WHAT THE EXERCISE ASKS: Extract every entry word for word. Skip the pictures.

====== INPUT RECORDS

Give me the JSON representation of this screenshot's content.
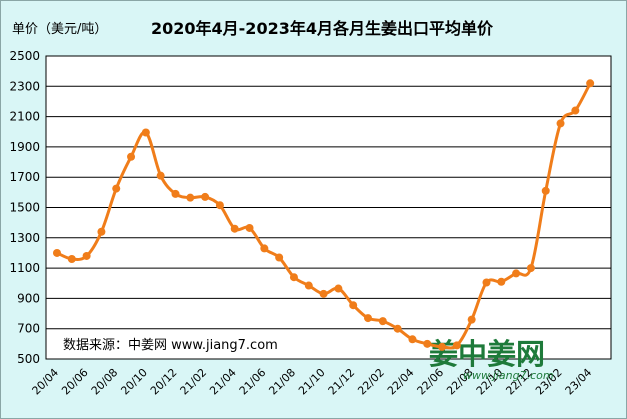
{
  "header": {
    "unit_label": "单价（美元/吨）",
    "title": "2020年4月-2023年4月各月生姜出口平均单价"
  },
  "source_note": "数据来源：中姜网 www.jiang7.com",
  "watermark": {
    "brand": "姜中姜网",
    "url": "www.jiang7.com",
    "color": "#1e7a3a"
  },
  "chart_data": {
    "type": "line",
    "title": "2020年4月-2023年4月各月生姜出口平均单价",
    "ylabel": "单价（美元/吨）",
    "xlabel": "",
    "ylim": [
      500,
      2500
    ],
    "yticks": [
      500,
      700,
      900,
      1100,
      1300,
      1500,
      1700,
      1900,
      2100,
      2300,
      2500
    ],
    "grid": true,
    "legend": "none",
    "line_color": "#f07d1a",
    "x_tick_labels": [
      "20/04",
      "20/06",
      "20/08",
      "20/10",
      "20/12",
      "21/02",
      "21/04",
      "21/06",
      "21/08",
      "21/10",
      "21/12",
      "22/02",
      "22/04",
      "22/06",
      "22/08",
      "22/10",
      "22/12",
      "23/02",
      "23/04"
    ],
    "x": [
      "20/04",
      "20/05",
      "20/06",
      "20/07",
      "20/08",
      "20/09",
      "20/10",
      "20/11",
      "20/12",
      "21/01",
      "21/02",
      "21/03",
      "21/04",
      "21/05",
      "21/06",
      "21/07",
      "21/08",
      "21/09",
      "21/10",
      "21/11",
      "21/12",
      "22/01",
      "22/02",
      "22/03",
      "22/04",
      "22/05",
      "22/06",
      "22/07",
      "22/08",
      "22/09",
      "22/10",
      "22/11",
      "22/12",
      "23/01",
      "23/02",
      "23/03",
      "23/04"
    ],
    "series": [
      {
        "values": [
          1200,
          1160,
          1180,
          1340,
          1625,
          1835,
          1995,
          1710,
          1590,
          1565,
          1570,
          1515,
          1360,
          1365,
          1230,
          1170,
          1040,
          985,
          930,
          965,
          855,
          770,
          750,
          700,
          630,
          600,
          580,
          590,
          760,
          1005,
          1010,
          1065,
          1100,
          1610,
          2055,
          2140,
          2320
        ]
      }
    ]
  }
}
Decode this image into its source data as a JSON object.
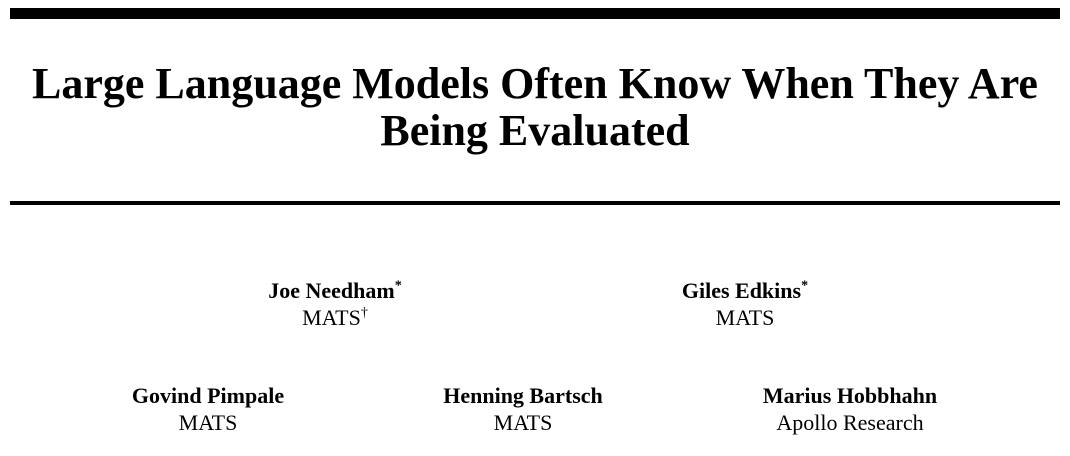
{
  "title": {
    "line1": "Large Language Models Often Know When They Are",
    "line2": "Being Evaluated",
    "full": "Large Language Models Often Know When They Are Being Evaluated"
  },
  "authors_row1": [
    {
      "name": "Joe Needham",
      "name_marker": "*",
      "affiliation": "MATS",
      "affiliation_marker": "†"
    },
    {
      "name": "Giles Edkins",
      "name_marker": "*",
      "affiliation": "MATS",
      "affiliation_marker": ""
    }
  ],
  "authors_row2": [
    {
      "name": "Govind Pimpale",
      "name_marker": "",
      "affiliation": "MATS",
      "affiliation_marker": ""
    },
    {
      "name": "Henning Bartsch",
      "name_marker": "",
      "affiliation": "MATS",
      "affiliation_marker": ""
    },
    {
      "name": "Marius Hobbhahn",
      "name_marker": "",
      "affiliation": "Apollo Research",
      "affiliation_marker": ""
    }
  ],
  "colors": {
    "text": "#000000",
    "background": "#ffffff",
    "rule": "#000000"
  }
}
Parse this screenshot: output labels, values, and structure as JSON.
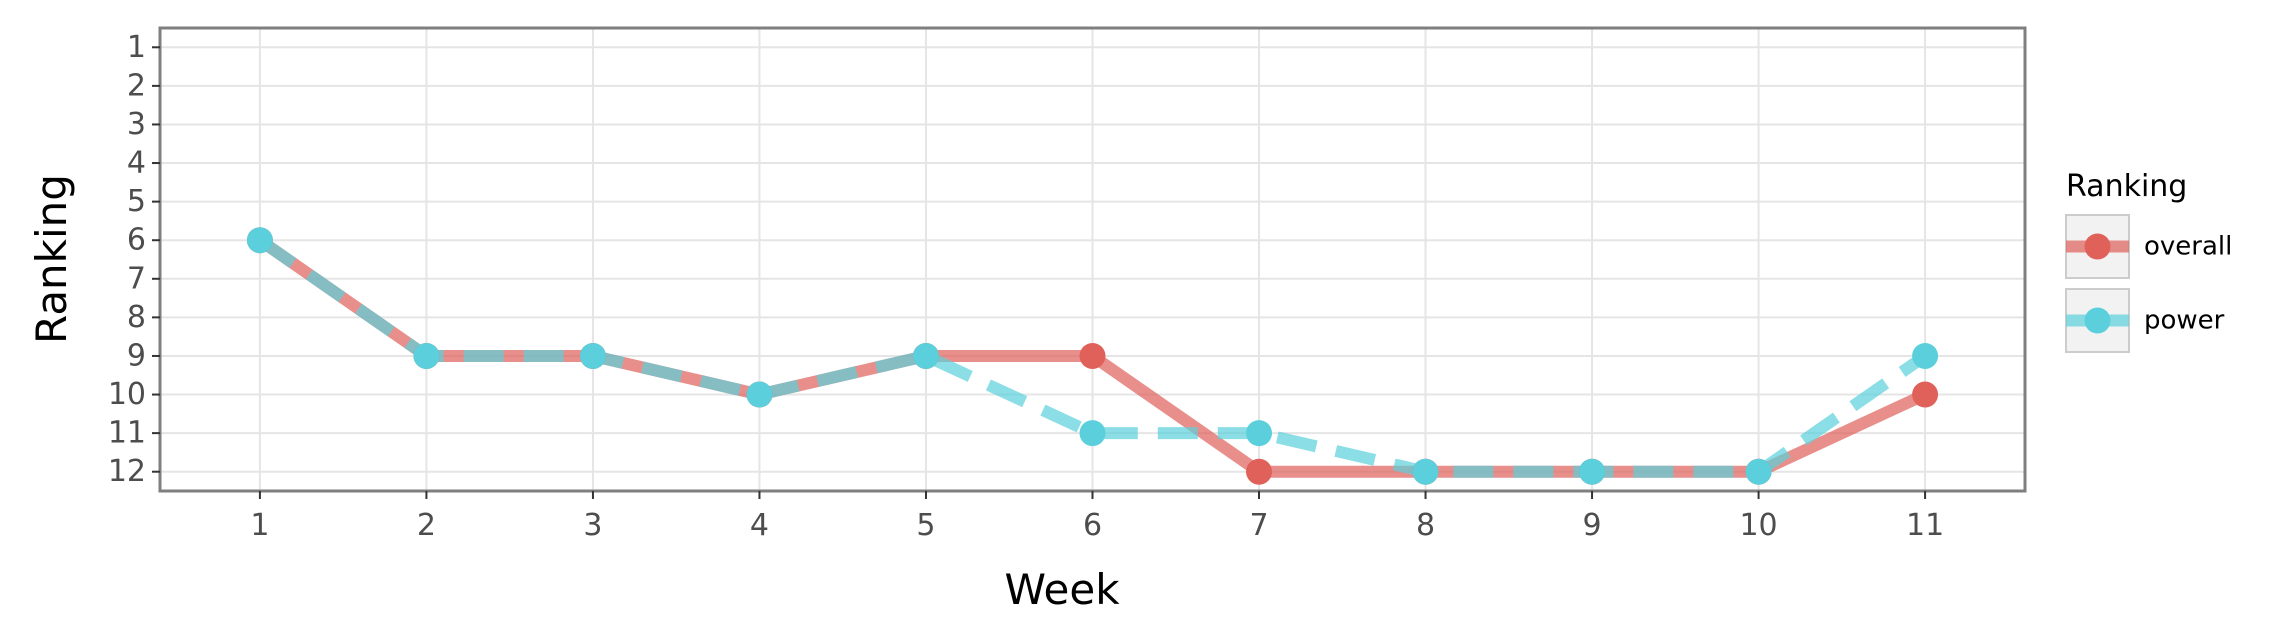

============

FINISHED ANSWER:
Give me the JSON representation of this screenshot's content.
{
  "header": {
    "unit_label": "单价（美元/吨）",
    "title": "2020年4月-2023年4月各月生姜出口平均单价"
  },
  "source_note": "数据来源：中姜网 www.jiang7.com",
  "watermark": {
    "brand": "姜中姜网",
    "url": "www.jiang7.com",
    "color": "#1e7a3a"
  },
  "chart_data": {
    "type": "line",
    "title": "2020年4月-2023年4月各月生姜出口平均单价",
    "ylabel": "单价（美元/吨）",
    "xlabel": "",
    "ylim": [
      500,
      2500
    ],
    "yticks": [
      500,
      700,
      900,
      1100,
      1300,
      1500,
      1700,
      1900,
      2100,
      2300,
      2500
    ],
    "grid": true,
    "legend": "none",
    "line_color": "#f07d1a",
    "x_tick_labels": [
      "20/04",
      "20/06",
      "20/08",
      "20/10",
      "20/12",
      "21/02",
      "21/04",
      "21/06",
      "21/08",
      "21/10",
      "21/12",
      "22/02",
      "22/04",
      "22/06",
      "22/08",
      "22/10",
      "22/12",
      "23/02",
      "23/04"
    ],
    "x": [
      "20/04",
      "20/05",
      "20/06",
      "20/07",
      "20/08",
      "20/09",
      "20/10",
      "20/11",
      "20/12",
      "21/01",
      "21/02",
      "21/03",
      "21/04",
      "21/05",
      "21/06",
      "21/07",
      "21/08",
      "21/09",
      "21/10",
      "21/11",
      "21/12",
      "22/01",
      "22/02",
      "22/03",
      "22/04",
      "22/05",
      "22/06",
      "22/07",
      "22/08",
      "22/09",
      "22/10",
      "22/11",
      "22/12",
      "23/01",
      "23/02",
      "23/03",
      "23/04"
    ],
    "series": [
      {
        "values": [
          1200,
          1160,
          1180,
          1340,
          1625,
          1835,
          1995,
          1710,
          1590,
          1565,
          1570,
          1515,
          1360,
          1365,
          1230,
          1170,
          1040,
          985,
          930,
          965,
          855,
          770,
          750,
          700,
          630,
          600,
          580,
          590,
          760,
          1005,
          1010,
          1065,
          1100,
          1610,
          2055,
          2140,
          2320
        ]
      }
    ]
  }
}
Decode this image into its source data as a JSON object.
{
  "title": {
    "line1": "Large Language Models Often Know When They Are",
    "line2": "Being Evaluated",
    "full": "Large Language Models Often Know When They Are Being Evaluated"
  },
  "authors_row1": [
    {
      "name": "Joe Needham",
      "name_marker": "*",
      "affiliation": "MATS",
      "affiliation_marker": "†"
    },
    {
      "name": "Giles Edkins",
      "name_marker": "*",
      "affiliation": "MATS",
      "affiliation_marker": ""
    }
  ],
  "authors_row2": [
    {
      "name": "Govind Pimpale",
      "name_marker": "",
      "affiliation": "MATS",
      "affiliation_marker": ""
    },
    {
      "name": "Henning Bartsch",
      "name_marker": "",
      "affiliation": "MATS",
      "affiliation_marker": ""
    },
    {
      "name": "Marius Hobbhahn",
      "name_marker": "",
      "affiliation": "Apollo Research",
      "affiliation_marker": ""
    }
  ],
  "colors": {
    "text": "#000000",
    "background": "#ffffff",
    "rule": "#000000"
  }
}
Parse this screenshot: output labels, values, and structure as JSON.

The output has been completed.